Demirtaş, Erdoğan döneminin de biteceğine dikkati çekerek, tasfiye girişimine boyun eğmeyeceklerini belirtti. Çok sayıda milletvekilinin de "dokunulmazlıkların kaldırılması"na 'hayır' diyeceğini vurgulayan Demirtaş, "Türkiye umudunu asla kaybetmemelidir. Umut biziz" dedi.
Halkların Demokratik Partisi (HDP) Eşbaşkanı Selahattin Demirtaş, partisinin haftalık olağan grup toplantısında gündemdeki gelişmeleri değerlendirdi. Toplantıya, HDP'ye destek olmak için İsveç Sol Parti Genel Başkanı Jonas Sjöstedt ile birlikte Türkiye'den birçok sivil toplum örgütü temsilcisi de katıldı.
Demirtaş, konuşmasının başında kayıp yakınlarının mücadelesini selamlayarak, "Kayıp yakınları tatmin olmadıkça onurlu barıştan söz edilemez" vurgusunda bulundu. Demirtaş, engellilerin sorunlarına da değindi.
Demirtaş, Amed'in Hani ilçesine bağlı Sarıkamış köyünde yaşanan patlamada yaşamını yitirenlerin yakınlarına başsağlığı dilerken, patlamayı da kınadı.

### Gösterilen kayıtlar
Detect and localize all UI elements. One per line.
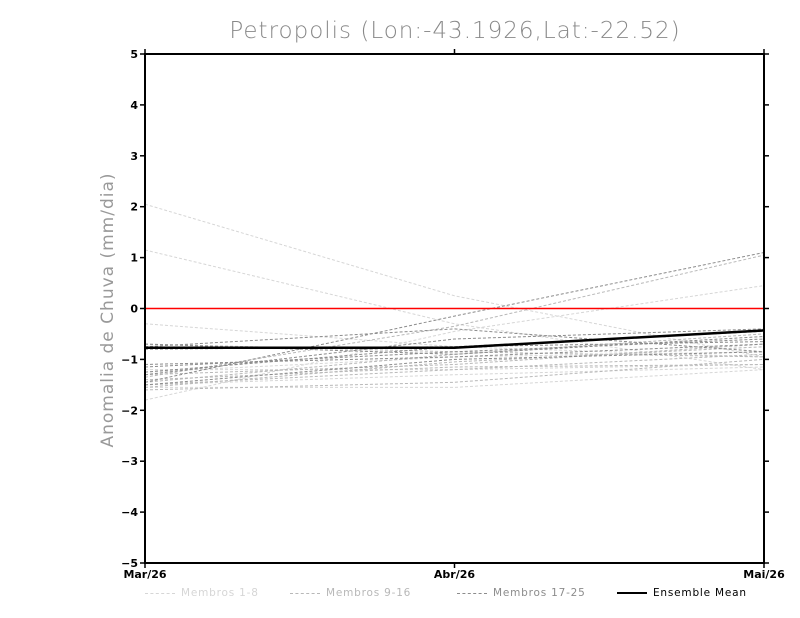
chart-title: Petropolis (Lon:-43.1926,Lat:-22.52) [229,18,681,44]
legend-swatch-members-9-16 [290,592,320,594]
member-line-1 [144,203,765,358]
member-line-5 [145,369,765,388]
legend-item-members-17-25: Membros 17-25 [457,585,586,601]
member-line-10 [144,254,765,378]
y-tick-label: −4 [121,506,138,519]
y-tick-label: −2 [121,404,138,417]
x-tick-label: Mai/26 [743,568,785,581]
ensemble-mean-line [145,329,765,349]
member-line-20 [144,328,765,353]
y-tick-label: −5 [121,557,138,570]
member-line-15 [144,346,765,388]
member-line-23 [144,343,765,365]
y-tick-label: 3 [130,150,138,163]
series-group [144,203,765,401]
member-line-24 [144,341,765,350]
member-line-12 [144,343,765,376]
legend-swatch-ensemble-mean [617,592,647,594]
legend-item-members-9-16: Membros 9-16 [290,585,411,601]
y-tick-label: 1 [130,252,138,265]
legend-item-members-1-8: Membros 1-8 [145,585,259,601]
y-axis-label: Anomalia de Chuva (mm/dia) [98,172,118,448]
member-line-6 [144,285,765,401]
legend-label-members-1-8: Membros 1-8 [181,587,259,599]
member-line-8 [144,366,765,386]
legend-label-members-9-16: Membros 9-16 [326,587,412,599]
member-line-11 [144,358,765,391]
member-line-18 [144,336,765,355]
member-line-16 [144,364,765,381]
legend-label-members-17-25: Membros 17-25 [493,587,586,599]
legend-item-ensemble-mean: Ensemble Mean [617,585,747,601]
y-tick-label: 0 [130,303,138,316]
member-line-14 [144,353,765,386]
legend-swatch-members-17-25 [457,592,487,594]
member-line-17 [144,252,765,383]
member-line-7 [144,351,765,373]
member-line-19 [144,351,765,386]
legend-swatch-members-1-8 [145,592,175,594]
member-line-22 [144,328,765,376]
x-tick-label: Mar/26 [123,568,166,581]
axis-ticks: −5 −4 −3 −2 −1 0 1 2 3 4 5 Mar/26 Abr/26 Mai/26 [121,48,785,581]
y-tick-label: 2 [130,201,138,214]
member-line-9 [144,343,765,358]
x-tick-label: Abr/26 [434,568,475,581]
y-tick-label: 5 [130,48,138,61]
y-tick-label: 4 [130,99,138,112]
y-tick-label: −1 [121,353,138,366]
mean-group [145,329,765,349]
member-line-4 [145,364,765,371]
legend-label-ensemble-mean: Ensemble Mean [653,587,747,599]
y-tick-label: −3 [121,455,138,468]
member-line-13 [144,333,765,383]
...
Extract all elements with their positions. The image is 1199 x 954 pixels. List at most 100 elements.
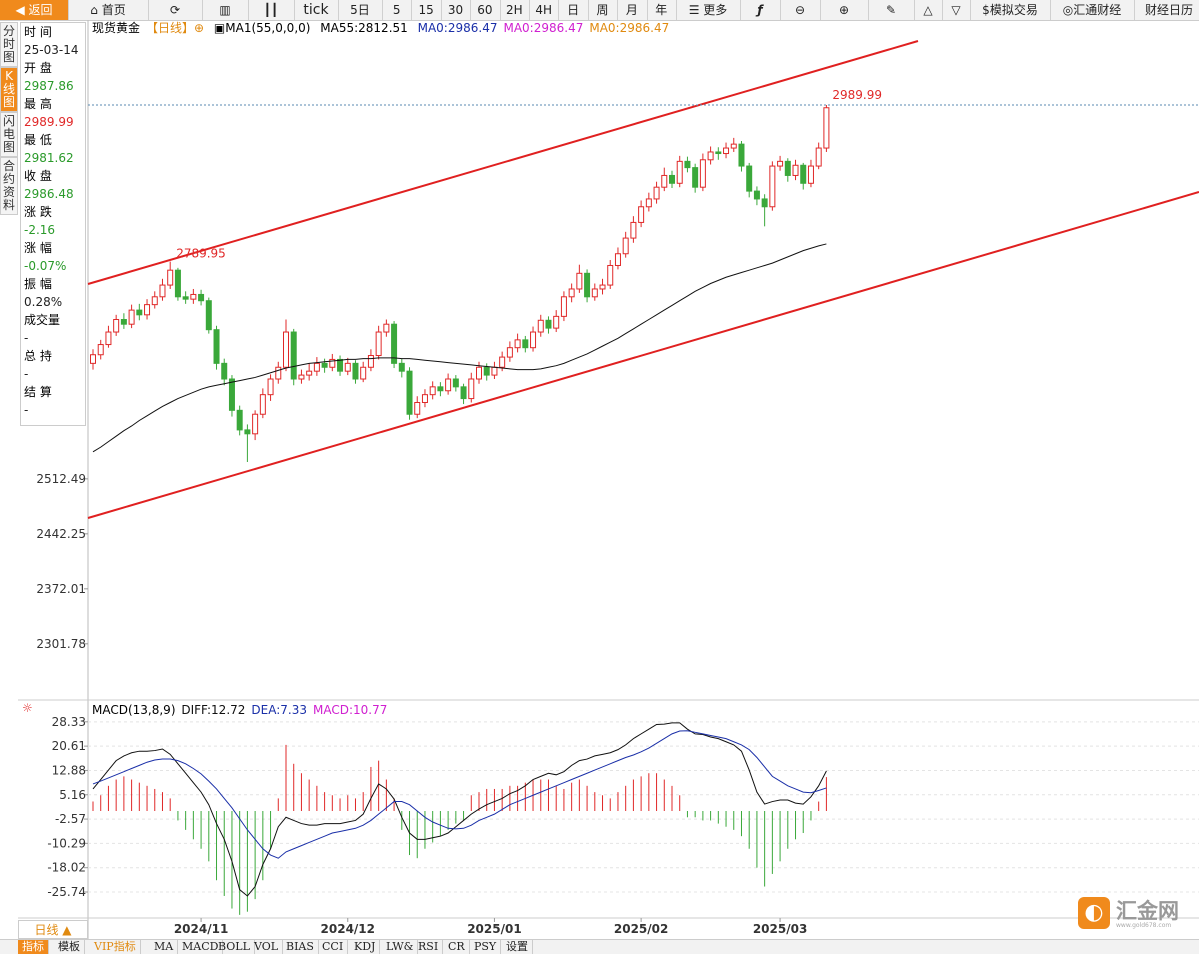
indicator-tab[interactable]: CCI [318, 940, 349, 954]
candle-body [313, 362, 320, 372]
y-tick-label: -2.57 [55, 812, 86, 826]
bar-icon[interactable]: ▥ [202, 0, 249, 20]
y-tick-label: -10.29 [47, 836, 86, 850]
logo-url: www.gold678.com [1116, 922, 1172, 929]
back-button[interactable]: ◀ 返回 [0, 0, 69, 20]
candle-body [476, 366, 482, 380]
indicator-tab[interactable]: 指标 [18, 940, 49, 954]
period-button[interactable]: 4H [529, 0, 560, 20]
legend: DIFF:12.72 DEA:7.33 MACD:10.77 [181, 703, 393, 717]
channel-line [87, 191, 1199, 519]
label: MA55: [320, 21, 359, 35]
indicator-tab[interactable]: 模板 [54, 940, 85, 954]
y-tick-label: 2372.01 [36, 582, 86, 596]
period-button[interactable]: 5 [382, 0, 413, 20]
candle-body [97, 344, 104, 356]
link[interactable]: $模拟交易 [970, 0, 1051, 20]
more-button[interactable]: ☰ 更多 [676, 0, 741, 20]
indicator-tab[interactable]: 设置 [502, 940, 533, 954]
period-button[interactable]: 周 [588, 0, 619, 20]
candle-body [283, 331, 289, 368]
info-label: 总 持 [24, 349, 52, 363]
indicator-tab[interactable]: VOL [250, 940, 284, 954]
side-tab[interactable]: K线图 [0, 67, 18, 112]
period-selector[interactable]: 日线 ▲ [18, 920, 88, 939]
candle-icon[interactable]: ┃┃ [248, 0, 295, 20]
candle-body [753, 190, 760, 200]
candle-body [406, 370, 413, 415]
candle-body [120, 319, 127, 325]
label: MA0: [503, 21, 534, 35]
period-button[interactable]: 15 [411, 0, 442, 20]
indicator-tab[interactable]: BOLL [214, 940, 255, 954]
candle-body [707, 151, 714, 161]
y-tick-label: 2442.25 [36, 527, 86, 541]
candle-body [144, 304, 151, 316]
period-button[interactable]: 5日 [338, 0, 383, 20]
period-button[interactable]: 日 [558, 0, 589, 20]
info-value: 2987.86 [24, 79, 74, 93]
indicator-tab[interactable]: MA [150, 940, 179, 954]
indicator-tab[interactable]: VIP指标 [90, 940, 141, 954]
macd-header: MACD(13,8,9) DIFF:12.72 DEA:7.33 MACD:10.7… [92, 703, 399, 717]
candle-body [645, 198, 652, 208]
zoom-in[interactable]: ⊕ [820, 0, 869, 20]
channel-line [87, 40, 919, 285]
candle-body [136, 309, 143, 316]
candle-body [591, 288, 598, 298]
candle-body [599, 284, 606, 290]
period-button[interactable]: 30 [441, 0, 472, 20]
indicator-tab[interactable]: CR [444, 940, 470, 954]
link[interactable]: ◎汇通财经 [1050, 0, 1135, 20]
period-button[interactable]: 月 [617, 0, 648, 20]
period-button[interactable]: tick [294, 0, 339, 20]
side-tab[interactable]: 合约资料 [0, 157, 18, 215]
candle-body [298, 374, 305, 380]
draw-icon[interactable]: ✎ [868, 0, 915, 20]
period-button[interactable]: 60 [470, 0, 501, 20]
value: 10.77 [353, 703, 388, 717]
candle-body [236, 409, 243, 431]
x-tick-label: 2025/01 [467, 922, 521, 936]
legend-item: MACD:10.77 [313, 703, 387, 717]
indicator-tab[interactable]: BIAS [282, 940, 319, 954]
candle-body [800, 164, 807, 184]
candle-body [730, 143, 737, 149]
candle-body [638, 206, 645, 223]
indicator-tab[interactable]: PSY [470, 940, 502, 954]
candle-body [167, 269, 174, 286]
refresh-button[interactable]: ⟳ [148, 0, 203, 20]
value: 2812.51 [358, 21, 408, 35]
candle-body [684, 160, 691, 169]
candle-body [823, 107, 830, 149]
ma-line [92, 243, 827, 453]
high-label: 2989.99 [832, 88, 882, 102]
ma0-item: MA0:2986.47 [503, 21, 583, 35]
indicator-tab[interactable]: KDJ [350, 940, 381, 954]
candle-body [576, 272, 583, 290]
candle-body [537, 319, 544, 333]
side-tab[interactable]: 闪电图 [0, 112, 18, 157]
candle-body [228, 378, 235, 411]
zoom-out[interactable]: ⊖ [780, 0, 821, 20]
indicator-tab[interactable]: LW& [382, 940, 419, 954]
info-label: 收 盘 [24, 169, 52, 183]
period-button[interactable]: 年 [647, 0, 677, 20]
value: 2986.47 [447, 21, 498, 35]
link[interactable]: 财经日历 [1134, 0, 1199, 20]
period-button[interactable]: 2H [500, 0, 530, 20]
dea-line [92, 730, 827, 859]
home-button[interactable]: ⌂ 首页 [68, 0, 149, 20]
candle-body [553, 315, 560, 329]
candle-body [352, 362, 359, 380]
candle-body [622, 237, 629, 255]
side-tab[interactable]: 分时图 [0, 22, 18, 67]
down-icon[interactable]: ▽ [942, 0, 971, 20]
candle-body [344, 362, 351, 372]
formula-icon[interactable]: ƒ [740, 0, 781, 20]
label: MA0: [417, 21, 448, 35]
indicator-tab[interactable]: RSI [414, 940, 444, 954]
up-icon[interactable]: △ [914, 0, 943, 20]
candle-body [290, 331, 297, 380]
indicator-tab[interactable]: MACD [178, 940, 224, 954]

### Yapılacak iş
Demirtaş'ın grup toplantısındaki konuşmasını aktaran metne göre şu ifadeler doğru mu: (a) Toplantıya İsveç Sol Parti Genel Başkanı da katıldı; (b) Demirtaş konuşmasına engellilerin sorunlarıyla başladı; (c) Patlama Hani ilçesine bağlı Sarıkamış köyünde yaşandı? Her biri için evet ya da hayır deyip kararı belirleyen sözleri metinden birebir alıntılar mısınız?

### Çözüm
(a) Evet: "Toplantıya, HDP'ye destek olmak için İsveç Sol Parti Genel Başkanı Jonas Sjöstedt ile birlikte"
(b) Hayır: "Demirtaş, konuşmasının başında kayıp yakınlarının mücadelesini selamlayarak"
(c) Evet: "Amed'in Hani ilçesine bağlı Sarıkamış köyünde yaşanan patlamada"